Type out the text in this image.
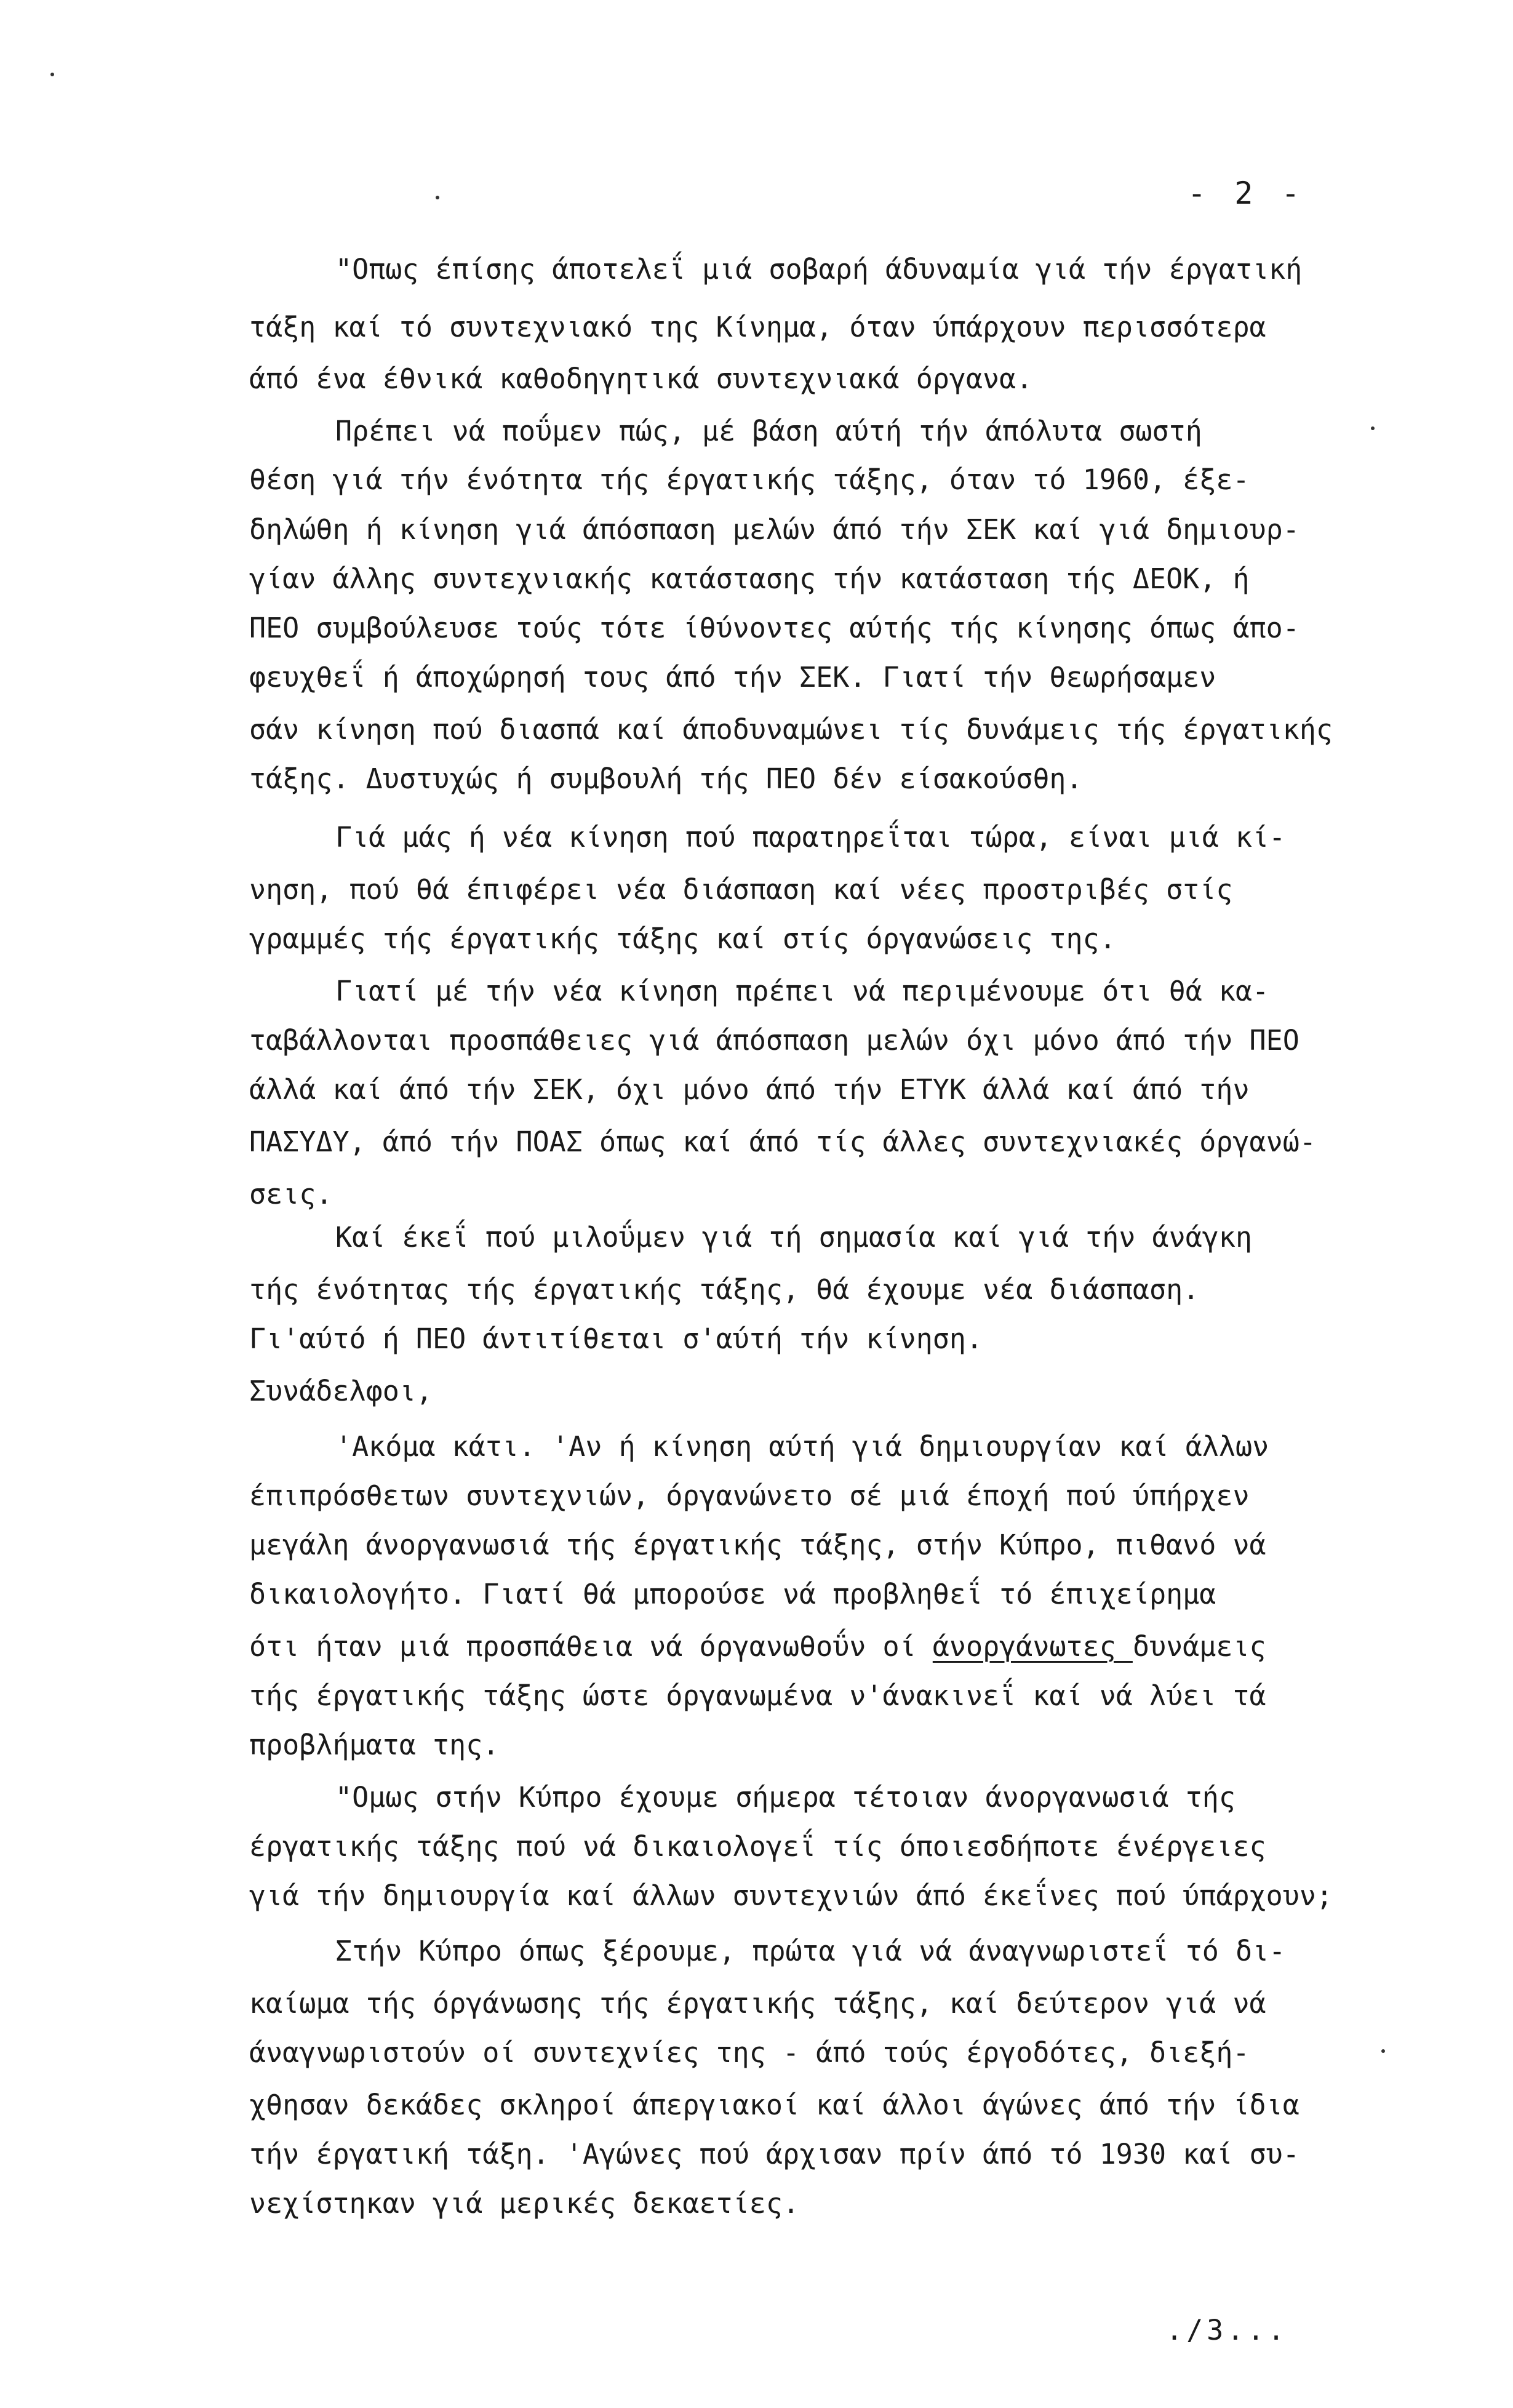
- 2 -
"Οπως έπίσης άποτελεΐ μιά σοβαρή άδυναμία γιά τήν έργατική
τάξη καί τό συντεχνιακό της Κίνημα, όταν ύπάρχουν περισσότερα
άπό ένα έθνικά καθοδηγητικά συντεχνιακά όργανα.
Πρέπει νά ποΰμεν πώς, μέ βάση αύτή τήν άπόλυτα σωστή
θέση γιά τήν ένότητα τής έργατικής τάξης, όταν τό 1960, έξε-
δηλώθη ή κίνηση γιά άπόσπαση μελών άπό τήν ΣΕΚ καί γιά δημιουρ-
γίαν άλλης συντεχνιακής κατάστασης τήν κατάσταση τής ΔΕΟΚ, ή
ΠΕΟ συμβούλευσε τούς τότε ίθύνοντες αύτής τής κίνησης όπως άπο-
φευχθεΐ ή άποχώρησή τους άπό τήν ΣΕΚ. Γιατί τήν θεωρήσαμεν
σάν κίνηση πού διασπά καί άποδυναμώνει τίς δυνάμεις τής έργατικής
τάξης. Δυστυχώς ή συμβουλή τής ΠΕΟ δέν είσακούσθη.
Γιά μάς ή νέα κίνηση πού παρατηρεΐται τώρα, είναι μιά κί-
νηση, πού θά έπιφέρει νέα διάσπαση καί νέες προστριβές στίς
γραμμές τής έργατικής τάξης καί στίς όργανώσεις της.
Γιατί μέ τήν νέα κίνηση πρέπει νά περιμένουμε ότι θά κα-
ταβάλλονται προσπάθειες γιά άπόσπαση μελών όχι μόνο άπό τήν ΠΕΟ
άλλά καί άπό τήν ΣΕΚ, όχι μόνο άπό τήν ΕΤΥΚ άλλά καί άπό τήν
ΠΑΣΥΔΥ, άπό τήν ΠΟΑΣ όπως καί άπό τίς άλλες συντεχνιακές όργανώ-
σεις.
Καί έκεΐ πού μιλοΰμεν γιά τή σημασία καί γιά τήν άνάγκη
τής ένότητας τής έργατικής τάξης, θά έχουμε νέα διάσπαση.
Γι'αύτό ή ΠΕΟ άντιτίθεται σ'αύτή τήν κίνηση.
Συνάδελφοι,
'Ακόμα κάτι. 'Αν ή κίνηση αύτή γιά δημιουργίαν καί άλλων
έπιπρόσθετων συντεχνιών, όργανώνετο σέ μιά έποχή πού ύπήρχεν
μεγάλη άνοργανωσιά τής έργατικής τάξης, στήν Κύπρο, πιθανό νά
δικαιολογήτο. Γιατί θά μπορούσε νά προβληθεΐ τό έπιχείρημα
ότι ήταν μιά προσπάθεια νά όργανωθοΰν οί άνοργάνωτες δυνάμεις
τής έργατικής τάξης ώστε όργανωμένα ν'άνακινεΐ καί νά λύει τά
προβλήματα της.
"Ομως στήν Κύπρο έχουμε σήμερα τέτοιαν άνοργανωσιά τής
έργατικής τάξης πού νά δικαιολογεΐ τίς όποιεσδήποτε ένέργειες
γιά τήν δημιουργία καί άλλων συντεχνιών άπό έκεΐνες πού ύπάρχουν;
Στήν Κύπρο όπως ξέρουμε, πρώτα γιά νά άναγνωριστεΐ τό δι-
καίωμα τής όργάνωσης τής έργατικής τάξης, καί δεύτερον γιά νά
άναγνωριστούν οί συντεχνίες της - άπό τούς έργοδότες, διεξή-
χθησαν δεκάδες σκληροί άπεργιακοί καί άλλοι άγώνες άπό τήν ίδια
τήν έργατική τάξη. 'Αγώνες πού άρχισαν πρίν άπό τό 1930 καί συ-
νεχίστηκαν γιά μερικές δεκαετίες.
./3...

====

Instructions for the task = Select every line of the records holding the string "άπόσπαση".

Solution for this task =
δηλώθη ή κίνηση γιά άπόσπαση μελών άπό τήν ΣΕΚ καί γιά δημιουρ-
ταβάλλονται προσπάθειες γιά άπόσπαση μελών όχι μόνο άπό τήν ΠΕΟ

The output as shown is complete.